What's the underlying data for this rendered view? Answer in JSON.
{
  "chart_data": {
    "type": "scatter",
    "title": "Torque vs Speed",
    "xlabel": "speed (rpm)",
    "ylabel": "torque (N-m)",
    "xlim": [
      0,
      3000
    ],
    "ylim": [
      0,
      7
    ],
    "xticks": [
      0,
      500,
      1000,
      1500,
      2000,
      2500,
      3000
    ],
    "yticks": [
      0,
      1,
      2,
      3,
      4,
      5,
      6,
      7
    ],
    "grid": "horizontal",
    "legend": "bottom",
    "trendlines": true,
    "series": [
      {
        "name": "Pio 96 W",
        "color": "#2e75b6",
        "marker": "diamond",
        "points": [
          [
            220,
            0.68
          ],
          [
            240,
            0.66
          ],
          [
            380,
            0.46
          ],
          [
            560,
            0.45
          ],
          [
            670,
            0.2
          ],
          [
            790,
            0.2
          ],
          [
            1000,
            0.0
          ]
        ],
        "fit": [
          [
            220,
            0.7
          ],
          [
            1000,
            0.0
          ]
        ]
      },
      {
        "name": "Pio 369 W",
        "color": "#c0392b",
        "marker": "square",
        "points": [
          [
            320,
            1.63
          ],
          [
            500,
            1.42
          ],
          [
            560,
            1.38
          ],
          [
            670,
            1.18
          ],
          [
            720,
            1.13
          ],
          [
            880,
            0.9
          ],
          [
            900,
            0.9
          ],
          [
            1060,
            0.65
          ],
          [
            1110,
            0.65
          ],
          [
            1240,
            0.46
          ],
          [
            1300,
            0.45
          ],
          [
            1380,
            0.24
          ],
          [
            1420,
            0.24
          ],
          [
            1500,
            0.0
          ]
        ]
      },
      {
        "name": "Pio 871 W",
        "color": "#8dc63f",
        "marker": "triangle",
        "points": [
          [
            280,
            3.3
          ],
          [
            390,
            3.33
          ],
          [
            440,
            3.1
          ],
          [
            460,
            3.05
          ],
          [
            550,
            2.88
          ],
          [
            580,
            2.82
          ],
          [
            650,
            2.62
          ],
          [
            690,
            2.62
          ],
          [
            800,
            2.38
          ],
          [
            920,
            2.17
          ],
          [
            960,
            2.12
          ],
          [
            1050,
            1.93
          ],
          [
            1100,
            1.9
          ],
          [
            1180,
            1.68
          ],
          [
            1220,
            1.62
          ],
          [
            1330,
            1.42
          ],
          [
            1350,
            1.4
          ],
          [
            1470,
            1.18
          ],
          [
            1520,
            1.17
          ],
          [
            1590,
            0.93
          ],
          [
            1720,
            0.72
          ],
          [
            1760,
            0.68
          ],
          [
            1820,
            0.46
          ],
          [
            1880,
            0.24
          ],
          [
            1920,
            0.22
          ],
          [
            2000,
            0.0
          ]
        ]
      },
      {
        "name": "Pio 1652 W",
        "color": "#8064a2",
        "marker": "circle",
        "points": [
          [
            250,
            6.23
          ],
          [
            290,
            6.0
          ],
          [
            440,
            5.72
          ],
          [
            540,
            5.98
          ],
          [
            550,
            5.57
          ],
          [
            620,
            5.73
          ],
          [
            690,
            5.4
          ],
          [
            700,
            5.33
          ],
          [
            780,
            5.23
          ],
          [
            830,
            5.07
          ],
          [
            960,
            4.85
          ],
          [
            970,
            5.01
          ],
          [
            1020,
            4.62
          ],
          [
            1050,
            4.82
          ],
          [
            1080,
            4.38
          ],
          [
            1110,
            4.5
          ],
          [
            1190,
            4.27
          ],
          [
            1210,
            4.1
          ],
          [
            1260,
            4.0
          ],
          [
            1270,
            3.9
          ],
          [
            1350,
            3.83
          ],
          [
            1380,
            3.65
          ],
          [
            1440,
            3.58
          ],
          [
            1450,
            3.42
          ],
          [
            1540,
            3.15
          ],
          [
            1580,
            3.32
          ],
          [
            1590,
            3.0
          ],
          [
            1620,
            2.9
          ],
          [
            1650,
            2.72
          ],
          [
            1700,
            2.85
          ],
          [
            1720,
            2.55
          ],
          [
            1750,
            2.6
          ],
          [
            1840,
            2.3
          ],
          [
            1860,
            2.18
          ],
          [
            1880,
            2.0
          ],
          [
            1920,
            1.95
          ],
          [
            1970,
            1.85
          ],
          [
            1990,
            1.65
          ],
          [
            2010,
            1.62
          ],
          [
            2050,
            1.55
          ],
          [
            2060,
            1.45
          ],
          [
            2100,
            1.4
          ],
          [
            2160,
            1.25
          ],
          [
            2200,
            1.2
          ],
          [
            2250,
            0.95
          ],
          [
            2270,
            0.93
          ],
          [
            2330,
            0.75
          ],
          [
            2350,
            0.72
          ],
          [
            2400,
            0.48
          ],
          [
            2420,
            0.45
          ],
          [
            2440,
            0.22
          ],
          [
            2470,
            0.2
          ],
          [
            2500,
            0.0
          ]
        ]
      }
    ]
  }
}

======

WRITTEN EXERCISE: Above are the records. Identify each line that contains the word "marker".

FINISHED ANSWER:
        "marker": "diamond",
        "marker": "square",
        "marker": "triangle",
        "marker": "circle",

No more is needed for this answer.